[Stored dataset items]
* * *
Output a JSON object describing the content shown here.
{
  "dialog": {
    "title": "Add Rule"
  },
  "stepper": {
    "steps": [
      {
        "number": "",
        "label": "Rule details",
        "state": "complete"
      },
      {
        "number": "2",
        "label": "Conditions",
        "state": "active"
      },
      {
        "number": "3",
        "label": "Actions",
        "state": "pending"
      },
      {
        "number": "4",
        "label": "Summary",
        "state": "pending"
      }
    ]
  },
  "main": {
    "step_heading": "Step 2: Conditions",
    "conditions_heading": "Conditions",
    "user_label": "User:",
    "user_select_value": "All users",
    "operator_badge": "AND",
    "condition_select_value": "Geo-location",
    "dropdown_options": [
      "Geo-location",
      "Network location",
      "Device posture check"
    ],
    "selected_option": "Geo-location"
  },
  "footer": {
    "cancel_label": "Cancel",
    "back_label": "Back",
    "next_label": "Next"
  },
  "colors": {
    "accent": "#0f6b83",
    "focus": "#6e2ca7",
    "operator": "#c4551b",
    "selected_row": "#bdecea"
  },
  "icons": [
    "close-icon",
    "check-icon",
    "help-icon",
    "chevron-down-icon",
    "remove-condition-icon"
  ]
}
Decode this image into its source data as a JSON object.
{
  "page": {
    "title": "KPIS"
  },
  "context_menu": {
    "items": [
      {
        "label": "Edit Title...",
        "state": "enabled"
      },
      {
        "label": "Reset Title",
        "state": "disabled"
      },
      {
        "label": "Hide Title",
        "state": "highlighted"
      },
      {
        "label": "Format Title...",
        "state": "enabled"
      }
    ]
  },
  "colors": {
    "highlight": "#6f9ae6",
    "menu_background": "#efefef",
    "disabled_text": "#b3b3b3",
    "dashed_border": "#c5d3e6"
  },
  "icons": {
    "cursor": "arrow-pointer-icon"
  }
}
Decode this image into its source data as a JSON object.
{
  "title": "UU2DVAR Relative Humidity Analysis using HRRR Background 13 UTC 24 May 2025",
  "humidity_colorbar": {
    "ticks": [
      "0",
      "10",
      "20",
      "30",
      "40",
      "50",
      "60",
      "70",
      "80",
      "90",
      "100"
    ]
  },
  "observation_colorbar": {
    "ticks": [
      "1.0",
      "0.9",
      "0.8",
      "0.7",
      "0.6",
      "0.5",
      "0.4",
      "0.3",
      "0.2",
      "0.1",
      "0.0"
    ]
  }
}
* * *
**BRIEF:**
Output all of the material exactly as written.

**TASK OUTPUT:**
Output a JSON object describing the content shown here.
{
  "dialog": {
    "title": "Add Rule"
  },
  "stepper": {
    "steps": [
      {
        "number": "",
        "label": "Rule details",
        "state": "complete"
      },
      {
        "number": "2",
        "label": "Conditions",
        "state": "active"
      },
      {
        "number": "3",
        "label": "Actions",
        "state": "pending"
      },
      {
        "number": "4",
        "label": "Summary",
        "state": "pending"
      }
    ]
  },
  "main": {
    "step_heading": "Step 2: Conditions",
    "conditions_heading": "Conditions",
    "user_label": "User:",
    "user_select_value": "All users",
    "operator_badge": "AND",
    "condition_select_value": "Geo-location",
    "dropdown_options": [
      "Geo-location",
      "Network location",
      "Device posture check"
    ],
    "selected_option": "Geo-location"
  },
  "footer": {
    "cancel_label": "Cancel",
    "back_label": "Back",
    "next_label": "Next"
  },
  "colors": {
    "accent": "#0f6b83",
    "focus": "#6e2ca7",
    "operator": "#c4551b",
    "selected_row": "#bdecea"
  },
  "icons": [
    "close-icon",
    "check-icon",
    "help-icon",
    "chevron-down-icon",
    "remove-condition-icon"
  ]
}
Decode this image into its source data as a JSON object.
{
  "page": {
    "title": "KPIS"
  },
  "context_menu": {
    "items": [
      {
        "label": "Edit Title...",
        "state": "enabled"
      },
      {
        "label": "Reset Title",
        "state": "disabled"
      },
      {
        "label": "Hide Title",
        "state": "highlighted"
      },
      {
        "label": "Format Title...",
        "state": "enabled"
      }
    ]
  },
  "colors": {
    "highlight": "#6f9ae6",
    "menu_background": "#efefef",
    "disabled_text": "#b3b3b3",
    "dashed_border": "#c5d3e6"
  },
  "icons": {
    "cursor": "arrow-pointer-icon"
  }
}
Decode this image into its source data as a JSON object.
{
  "title": "UU2DVAR Relative Humidity Analysis using HRRR Background 13 UTC 24 May 2025",
  "humidity_colorbar": {
    "ticks": [
      "0",
      "10",
      "20",
      "30",
      "40",
      "50",
      "60",
      "70",
      "80",
      "90",
      "100"
    ]
  },
  "observation_colorbar": {
    "ticks": [
      "1.0",
      "0.9",
      "0.8",
      "0.7",
      "0.6",
      "0.5",
      "0.4",
      "0.3",
      "0.2",
      "0.1",
      "0.0"
    ]
  }
}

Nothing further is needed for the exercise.